» WORK REQUIRED
Quote all entries in full, exactly.

» GIVEN DATA
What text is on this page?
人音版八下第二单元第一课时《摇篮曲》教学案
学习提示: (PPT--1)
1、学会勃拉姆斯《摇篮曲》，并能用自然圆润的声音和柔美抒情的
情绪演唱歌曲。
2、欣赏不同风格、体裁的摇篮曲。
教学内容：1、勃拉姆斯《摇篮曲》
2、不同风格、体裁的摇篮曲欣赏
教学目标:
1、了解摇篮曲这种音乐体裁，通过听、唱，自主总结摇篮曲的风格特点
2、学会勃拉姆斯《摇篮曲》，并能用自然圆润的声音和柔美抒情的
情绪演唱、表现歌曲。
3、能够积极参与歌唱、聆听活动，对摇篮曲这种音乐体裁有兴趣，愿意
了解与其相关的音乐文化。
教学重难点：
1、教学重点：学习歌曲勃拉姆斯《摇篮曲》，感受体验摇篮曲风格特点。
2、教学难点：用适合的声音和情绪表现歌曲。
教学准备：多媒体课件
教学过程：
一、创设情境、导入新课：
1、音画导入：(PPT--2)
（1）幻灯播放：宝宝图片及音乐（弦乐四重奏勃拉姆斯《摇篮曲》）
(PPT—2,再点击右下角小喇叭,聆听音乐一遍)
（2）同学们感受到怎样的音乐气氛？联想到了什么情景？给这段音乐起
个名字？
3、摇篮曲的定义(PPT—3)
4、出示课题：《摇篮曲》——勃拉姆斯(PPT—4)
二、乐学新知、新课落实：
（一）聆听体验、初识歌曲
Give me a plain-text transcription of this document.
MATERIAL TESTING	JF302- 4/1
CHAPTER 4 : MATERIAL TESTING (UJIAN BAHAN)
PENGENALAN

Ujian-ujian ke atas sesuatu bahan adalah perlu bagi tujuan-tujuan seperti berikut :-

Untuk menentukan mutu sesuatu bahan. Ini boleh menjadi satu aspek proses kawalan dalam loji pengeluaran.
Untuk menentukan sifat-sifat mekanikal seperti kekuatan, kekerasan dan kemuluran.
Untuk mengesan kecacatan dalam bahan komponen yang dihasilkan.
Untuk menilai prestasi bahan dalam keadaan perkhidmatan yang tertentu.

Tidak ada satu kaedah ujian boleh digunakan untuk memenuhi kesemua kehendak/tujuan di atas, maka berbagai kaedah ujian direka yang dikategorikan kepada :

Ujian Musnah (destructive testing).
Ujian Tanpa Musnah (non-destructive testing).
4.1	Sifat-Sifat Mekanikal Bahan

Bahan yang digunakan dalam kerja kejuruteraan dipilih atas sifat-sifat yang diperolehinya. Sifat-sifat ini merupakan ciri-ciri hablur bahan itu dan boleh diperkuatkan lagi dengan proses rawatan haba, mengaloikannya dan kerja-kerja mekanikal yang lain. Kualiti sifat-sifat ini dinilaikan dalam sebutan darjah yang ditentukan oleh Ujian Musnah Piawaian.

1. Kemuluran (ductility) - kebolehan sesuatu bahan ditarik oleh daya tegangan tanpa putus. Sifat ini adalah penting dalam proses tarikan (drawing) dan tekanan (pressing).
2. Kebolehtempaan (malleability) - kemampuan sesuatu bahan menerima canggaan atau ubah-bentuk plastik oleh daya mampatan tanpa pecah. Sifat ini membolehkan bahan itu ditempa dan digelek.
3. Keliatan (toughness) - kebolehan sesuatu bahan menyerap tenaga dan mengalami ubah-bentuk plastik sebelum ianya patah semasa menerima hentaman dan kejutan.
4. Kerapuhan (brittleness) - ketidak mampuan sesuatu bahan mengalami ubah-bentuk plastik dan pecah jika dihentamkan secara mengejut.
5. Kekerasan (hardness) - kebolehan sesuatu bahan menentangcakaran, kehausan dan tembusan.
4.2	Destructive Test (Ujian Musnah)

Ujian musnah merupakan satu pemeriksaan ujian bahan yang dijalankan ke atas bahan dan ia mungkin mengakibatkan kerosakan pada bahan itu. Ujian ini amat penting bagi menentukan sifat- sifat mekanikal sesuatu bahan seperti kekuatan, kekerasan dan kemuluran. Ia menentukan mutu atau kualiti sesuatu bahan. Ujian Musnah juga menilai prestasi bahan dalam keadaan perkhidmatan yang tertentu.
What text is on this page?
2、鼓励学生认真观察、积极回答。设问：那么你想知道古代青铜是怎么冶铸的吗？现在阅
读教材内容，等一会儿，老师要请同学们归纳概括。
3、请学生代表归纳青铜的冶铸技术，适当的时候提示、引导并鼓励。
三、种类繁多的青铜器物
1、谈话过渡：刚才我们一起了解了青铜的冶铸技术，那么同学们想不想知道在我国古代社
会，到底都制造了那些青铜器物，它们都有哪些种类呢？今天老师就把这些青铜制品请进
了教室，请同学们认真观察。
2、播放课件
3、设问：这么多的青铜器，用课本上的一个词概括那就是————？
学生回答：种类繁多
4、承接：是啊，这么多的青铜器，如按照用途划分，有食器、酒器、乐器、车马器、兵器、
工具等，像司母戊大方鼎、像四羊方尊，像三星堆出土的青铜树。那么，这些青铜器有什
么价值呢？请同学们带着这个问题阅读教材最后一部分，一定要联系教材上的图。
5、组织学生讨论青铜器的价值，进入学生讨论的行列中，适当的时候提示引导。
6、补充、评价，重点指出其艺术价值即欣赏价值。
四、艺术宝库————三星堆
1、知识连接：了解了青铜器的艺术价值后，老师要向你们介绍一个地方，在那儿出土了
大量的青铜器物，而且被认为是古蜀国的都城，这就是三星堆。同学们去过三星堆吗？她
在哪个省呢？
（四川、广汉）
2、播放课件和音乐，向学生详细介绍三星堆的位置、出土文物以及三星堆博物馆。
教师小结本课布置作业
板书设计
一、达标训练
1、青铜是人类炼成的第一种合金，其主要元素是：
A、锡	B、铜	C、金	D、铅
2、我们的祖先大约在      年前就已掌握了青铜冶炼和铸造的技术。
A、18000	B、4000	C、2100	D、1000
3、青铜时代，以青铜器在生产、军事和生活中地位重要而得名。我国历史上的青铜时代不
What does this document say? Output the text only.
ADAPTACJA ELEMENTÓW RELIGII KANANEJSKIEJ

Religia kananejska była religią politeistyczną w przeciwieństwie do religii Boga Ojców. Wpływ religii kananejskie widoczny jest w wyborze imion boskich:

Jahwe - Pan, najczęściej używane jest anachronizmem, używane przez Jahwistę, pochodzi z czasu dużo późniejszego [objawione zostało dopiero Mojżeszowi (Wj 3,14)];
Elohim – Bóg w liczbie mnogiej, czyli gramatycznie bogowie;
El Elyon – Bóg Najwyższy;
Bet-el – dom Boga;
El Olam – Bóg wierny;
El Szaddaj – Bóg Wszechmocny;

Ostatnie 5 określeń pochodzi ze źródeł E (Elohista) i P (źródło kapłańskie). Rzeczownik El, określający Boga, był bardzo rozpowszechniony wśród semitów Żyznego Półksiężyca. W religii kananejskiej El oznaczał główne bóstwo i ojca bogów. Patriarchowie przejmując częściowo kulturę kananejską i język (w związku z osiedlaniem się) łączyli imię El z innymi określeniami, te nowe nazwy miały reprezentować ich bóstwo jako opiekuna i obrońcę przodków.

» ANSWER TO THE PROBLEM
What text is on this page?
人音版八下第二单元第一课时《摇篮曲》教学案
学习提示: (PPT--1)
1、学会勃拉姆斯《摇篮曲》，并能用自然圆润的声音和柔美抒情的
情绪演唱歌曲。
2、欣赏不同风格、体裁的摇篮曲。
教学内容：1、勃拉姆斯《摇篮曲》
2、不同风格、体裁的摇篮曲欣赏
教学目标:
1、了解摇篮曲这种音乐体裁，通过听、唱，自主总结摇篮曲的风格特点
2、学会勃拉姆斯《摇篮曲》，并能用自然圆润的声音和柔美抒情的
情绪演唱、表现歌曲。
3、能够积极参与歌唱、聆听活动，对摇篮曲这种音乐体裁有兴趣，愿意
了解与其相关的音乐文化。
教学重难点：
1、教学重点：学习歌曲勃拉姆斯《摇篮曲》，感受体验摇篮曲风格特点。
2、教学难点：用适合的声音和情绪表现歌曲。
教学准备：多媒体课件
教学过程：
一、创设情境、导入新课：
1、音画导入：(PPT--2)
（1）幻灯播放：宝宝图片及音乐（弦乐四重奏勃拉姆斯《摇篮曲》）
(PPT—2,再点击右下角小喇叭,聆听音乐一遍)
（2）同学们感受到怎样的音乐气氛？联想到了什么情景？给这段音乐起
个名字？
3、摇篮曲的定义(PPT—3)
4、出示课题：《摇篮曲》——勃拉姆斯(PPT—4)
二、乐学新知、新课落实：
（一）聆听体验、初识歌曲
Give me a plain-text transcription of this document.
MATERIAL TESTING	JF302- 4/1
CHAPTER 4 : MATERIAL TESTING (UJIAN BAHAN)
PENGENALAN

Ujian-ujian ke atas sesuatu bahan adalah perlu bagi tujuan-tujuan seperti berikut :-

Untuk menentukan mutu sesuatu bahan. Ini boleh menjadi satu aspek proses kawalan dalam loji pengeluaran.
Untuk menentukan sifat-sifat mekanikal seperti kekuatan, kekerasan dan kemuluran.
Untuk mengesan kecacatan dalam bahan komponen yang dihasilkan.
Untuk menilai prestasi bahan dalam keadaan perkhidmatan yang tertentu.

Tidak ada satu kaedah ujian boleh digunakan untuk memenuhi kesemua kehendak/tujuan di atas, maka berbagai kaedah ujian direka yang dikategorikan kepada :

Ujian Musnah (destructive testing).
Ujian Tanpa Musnah (non-destructive testing).
4.1	Sifat-Sifat Mekanikal Bahan

Bahan yang digunakan dalam kerja kejuruteraan dipilih atas sifat-sifat yang diperolehinya. Sifat-sifat ini merupakan ciri-ciri hablur bahan itu dan boleh diperkuatkan lagi dengan proses rawatan haba, mengaloikannya dan kerja-kerja mekanikal yang lain. Kualiti sifat-sifat ini dinilaikan dalam sebutan darjah yang ditentukan oleh Ujian Musnah Piawaian.

1. Kemuluran (ductility) - kebolehan sesuatu bahan ditarik oleh daya tegangan tanpa putus. Sifat ini adalah penting dalam proses tarikan (drawing) dan tekanan (pressing).
2. Kebolehtempaan (malleability) - kemampuan sesuatu bahan menerima canggaan atau ubah-bentuk plastik oleh daya mampatan tanpa pecah. Sifat ini membolehkan bahan itu ditempa dan digelek.
3. Keliatan (toughness) - kebolehan sesuatu bahan menyerap tenaga dan mengalami ubah-bentuk plastik sebelum ianya patah semasa menerima hentaman dan kejutan.
4. Kerapuhan (brittleness) - ketidak mampuan sesuatu bahan mengalami ubah-bentuk plastik dan pecah jika dihentamkan secara mengejut.
5. Kekerasan (hardness) - kebolehan sesuatu bahan menentangcakaran, kehausan dan tembusan.
4.2	Destructive Test (Ujian Musnah)

Ujian musnah merupakan satu pemeriksaan ujian bahan yang dijalankan ke atas bahan dan ia mungkin mengakibatkan kerosakan pada bahan itu. Ujian ini amat penting bagi menentukan sifat- sifat mekanikal sesuatu bahan seperti kekuatan, kekerasan dan kemuluran. Ia menentukan mutu atau kualiti sesuatu bahan. Ujian Musnah juga menilai prestasi bahan dalam keadaan perkhidmatan yang tertentu.
What text is on this page?
2、鼓励学生认真观察、积极回答。设问：那么你想知道古代青铜是怎么冶铸的吗？现在阅
读教材内容，等一会儿，老师要请同学们归纳概括。
3、请学生代表归纳青铜的冶铸技术，适当的时候提示、引导并鼓励。
三、种类繁多的青铜器物
1、谈话过渡：刚才我们一起了解了青铜的冶铸技术，那么同学们想不想知道在我国古代社
会，到底都制造了那些青铜器物，它们都有哪些种类呢？今天老师就把这些青铜制品请进
了教室，请同学们认真观察。
2、播放课件
3、设问：这么多的青铜器，用课本上的一个词概括那就是————？
学生回答：种类繁多
4、承接：是啊，这么多的青铜器，如按照用途划分，有食器、酒器、乐器、车马器、兵器、
工具等，像司母戊大方鼎、像四羊方尊，像三星堆出土的青铜树。那么，这些青铜器有什
么价值呢？请同学们带着这个问题阅读教材最后一部分，一定要联系教材上的图。
5、组织学生讨论青铜器的价值，进入学生讨论的行列中，适当的时候提示引导。
6、补充、评价，重点指出其艺术价值即欣赏价值。
四、艺术宝库————三星堆
1、知识连接：了解了青铜器的艺术价值后，老师要向你们介绍一个地方，在那儿出土了
大量的青铜器物，而且被认为是古蜀国的都城，这就是三星堆。同学们去过三星堆吗？她
在哪个省呢？
（四川、广汉）
2、播放课件和音乐，向学生详细介绍三星堆的位置、出土文物以及三星堆博物馆。
教师小结本课布置作业
板书设计
一、达标训练
1、青铜是人类炼成的第一种合金，其主要元素是：
A、锡	B、铜	C、金	D、铅
2、我们的祖先大约在      年前就已掌握了青铜冶炼和铸造的技术。
A、18000	B、4000	C、2100	D、1000
3、青铜时代，以青铜器在生产、军事和生活中地位重要而得名。我国历史上的青铜时代不
What does this document say? Output the text only.
ADAPTACJA ELEMENTÓW RELIGII KANANEJSKIEJ

Religia kananejska była religią politeistyczną w przeciwieństwie do religii Boga Ojców. Wpływ religii kananejskie widoczny jest w wyborze imion boskich:

Jahwe - Pan, najczęściej używane jest anachronizmem, używane przez Jahwistę, pochodzi z czasu dużo późniejszego [objawione zostało dopiero Mojżeszowi (Wj 3,14)];
Elohim – Bóg w liczbie mnogiej, czyli gramatycznie bogowie;
El Elyon – Bóg Najwyższy;
Bet-el – dom Boga;
El Olam – Bóg wierny;
El Szaddaj – Bóg Wszechmocny;

Ostatnie 5 określeń pochodzi ze źródeł E (Elohista) i P (źródło kapłańskie). Rzeczownik El, określający Boga, był bardzo rozpowszechniony wśród semitów Żyznego Półksiężyca. W religii kananejskiej El oznaczał główne bóstwo i ojca bogów. Patriarchowie przejmując częściowo kulturę kananejską i język (w związku z osiedlaniem się) łączyli imię El z innymi określeniami, te nowe nazwy miały reprezentować ich bóstwo jako opiekuna i obrońcę przodków.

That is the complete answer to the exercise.